• Exercise requirements:
In the entries below, count each line holding the word "Kurdish". Answer with the total alone.
[BEGIN]
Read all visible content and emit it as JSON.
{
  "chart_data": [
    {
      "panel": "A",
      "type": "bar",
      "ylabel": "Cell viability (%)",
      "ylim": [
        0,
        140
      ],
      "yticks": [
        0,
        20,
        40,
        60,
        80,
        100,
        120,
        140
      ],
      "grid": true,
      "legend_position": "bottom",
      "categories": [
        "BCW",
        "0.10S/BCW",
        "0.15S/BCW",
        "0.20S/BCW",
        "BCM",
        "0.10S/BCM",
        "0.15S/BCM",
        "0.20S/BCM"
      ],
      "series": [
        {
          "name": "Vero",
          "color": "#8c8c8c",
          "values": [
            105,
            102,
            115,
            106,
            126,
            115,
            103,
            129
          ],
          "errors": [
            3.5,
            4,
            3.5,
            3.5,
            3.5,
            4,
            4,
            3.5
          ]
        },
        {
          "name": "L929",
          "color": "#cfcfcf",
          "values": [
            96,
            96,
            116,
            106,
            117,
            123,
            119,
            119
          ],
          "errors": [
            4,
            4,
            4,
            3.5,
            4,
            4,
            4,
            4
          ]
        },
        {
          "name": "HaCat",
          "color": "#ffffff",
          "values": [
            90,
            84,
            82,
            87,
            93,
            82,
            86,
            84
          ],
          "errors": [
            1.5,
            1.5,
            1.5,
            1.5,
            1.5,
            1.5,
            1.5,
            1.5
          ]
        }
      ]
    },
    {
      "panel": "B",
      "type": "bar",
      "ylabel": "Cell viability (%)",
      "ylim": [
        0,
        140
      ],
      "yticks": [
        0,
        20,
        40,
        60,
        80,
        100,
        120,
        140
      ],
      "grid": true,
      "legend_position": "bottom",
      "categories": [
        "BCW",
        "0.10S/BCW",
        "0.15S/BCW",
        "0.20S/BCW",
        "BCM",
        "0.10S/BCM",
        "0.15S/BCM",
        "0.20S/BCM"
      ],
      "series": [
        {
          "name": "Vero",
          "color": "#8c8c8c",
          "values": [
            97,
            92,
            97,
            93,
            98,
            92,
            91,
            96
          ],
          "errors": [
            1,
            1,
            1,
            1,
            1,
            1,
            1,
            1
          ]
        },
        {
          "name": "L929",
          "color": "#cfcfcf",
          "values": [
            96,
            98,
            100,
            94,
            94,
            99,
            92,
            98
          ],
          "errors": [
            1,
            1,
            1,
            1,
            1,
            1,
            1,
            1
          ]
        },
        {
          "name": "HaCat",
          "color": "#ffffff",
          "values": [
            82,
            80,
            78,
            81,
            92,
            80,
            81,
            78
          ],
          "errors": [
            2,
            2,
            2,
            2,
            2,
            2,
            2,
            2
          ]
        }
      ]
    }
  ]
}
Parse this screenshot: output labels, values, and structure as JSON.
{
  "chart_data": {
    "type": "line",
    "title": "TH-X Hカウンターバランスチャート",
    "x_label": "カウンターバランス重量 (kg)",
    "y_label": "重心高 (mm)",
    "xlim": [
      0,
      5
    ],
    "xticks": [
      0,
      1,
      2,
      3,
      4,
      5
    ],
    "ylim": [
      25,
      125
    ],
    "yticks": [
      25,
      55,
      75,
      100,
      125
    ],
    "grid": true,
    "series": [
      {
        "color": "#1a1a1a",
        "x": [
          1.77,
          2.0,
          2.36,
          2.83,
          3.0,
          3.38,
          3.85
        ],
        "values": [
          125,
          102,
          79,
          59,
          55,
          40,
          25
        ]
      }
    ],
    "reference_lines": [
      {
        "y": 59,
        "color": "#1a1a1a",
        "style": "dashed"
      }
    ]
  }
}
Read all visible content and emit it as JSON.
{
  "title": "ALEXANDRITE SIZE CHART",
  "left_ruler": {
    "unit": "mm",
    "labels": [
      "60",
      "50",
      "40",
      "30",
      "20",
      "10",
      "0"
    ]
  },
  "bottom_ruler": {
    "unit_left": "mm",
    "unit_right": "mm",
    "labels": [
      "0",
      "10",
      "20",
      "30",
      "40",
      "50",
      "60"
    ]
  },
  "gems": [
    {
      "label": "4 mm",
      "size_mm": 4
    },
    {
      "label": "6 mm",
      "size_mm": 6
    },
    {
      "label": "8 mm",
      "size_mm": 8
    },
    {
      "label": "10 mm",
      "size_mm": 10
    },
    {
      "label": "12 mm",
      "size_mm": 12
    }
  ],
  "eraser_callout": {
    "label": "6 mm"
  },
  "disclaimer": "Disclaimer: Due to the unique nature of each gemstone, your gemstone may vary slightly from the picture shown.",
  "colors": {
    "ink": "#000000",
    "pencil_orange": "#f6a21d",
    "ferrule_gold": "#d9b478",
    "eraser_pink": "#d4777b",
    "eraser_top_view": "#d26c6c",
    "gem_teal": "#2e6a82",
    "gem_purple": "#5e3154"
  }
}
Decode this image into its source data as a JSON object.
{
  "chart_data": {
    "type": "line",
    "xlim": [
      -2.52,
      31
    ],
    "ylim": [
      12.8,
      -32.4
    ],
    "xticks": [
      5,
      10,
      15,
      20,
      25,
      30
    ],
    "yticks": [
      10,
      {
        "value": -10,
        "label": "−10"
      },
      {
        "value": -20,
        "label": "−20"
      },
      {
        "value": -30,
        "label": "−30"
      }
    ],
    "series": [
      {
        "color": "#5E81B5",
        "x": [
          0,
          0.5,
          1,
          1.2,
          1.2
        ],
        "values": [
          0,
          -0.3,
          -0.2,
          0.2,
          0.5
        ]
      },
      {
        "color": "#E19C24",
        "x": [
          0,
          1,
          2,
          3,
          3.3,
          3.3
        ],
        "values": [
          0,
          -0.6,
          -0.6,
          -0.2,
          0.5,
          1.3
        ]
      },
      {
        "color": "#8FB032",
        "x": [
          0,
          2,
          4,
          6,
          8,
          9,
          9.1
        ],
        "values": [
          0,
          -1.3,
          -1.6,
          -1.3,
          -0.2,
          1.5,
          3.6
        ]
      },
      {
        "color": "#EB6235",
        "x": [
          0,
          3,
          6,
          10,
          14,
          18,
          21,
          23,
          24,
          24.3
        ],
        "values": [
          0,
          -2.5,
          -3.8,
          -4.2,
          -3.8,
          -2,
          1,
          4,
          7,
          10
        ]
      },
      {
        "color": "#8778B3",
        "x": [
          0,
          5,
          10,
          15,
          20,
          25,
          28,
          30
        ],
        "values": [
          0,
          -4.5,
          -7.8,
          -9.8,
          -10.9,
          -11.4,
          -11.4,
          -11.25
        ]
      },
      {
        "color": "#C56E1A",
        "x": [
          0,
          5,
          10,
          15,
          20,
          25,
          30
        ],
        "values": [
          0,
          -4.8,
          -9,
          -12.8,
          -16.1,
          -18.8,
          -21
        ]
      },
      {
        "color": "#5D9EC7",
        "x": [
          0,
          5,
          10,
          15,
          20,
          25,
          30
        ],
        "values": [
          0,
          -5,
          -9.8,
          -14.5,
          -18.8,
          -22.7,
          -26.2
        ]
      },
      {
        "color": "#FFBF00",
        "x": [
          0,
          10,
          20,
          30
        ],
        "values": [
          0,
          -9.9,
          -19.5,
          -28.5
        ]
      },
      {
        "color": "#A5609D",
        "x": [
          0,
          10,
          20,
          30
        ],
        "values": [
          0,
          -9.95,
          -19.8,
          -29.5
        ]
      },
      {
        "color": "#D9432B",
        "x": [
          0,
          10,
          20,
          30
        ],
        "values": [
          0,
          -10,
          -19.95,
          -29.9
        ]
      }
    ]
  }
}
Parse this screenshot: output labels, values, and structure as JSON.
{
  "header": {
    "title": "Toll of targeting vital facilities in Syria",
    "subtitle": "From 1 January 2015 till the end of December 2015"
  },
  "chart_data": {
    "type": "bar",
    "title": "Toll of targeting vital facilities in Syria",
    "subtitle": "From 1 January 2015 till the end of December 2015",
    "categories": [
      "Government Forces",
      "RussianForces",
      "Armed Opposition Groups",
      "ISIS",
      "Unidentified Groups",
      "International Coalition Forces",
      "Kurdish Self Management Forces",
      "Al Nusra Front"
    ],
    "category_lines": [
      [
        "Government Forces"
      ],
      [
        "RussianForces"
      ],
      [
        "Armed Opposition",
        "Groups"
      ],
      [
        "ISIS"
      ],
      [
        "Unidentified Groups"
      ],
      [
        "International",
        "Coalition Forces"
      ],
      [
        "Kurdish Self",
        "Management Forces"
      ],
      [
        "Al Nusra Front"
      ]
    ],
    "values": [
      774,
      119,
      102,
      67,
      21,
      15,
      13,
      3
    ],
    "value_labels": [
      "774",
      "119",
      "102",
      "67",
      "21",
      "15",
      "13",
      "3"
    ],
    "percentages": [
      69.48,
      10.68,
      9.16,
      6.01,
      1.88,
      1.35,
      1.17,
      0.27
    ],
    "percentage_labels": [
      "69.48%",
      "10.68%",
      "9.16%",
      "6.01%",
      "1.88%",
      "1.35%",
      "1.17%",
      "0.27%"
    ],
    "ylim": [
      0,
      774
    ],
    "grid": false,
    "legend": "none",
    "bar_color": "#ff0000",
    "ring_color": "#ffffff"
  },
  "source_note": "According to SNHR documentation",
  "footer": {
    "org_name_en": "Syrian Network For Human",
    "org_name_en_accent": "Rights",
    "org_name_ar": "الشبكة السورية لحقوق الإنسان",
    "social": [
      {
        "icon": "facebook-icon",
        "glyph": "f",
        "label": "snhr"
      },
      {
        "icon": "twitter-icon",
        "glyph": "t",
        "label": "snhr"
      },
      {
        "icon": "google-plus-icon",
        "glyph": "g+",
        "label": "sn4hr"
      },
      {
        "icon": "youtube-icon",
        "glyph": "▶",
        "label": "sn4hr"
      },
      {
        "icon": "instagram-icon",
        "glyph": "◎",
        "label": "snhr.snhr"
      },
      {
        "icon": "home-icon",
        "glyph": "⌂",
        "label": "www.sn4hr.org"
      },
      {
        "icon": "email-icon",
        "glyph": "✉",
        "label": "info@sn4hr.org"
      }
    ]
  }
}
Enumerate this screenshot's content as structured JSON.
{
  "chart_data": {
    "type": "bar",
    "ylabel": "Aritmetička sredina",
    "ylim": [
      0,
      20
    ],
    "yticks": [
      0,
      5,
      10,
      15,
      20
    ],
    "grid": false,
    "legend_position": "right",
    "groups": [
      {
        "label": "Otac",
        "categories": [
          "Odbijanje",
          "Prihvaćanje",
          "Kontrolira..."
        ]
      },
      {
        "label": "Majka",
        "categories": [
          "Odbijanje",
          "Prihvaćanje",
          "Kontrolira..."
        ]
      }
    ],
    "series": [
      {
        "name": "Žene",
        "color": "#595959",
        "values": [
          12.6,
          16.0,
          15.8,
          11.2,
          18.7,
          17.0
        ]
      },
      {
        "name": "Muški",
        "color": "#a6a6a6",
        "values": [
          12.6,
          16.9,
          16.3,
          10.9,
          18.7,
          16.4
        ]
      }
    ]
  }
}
[END]
• Written answer:
2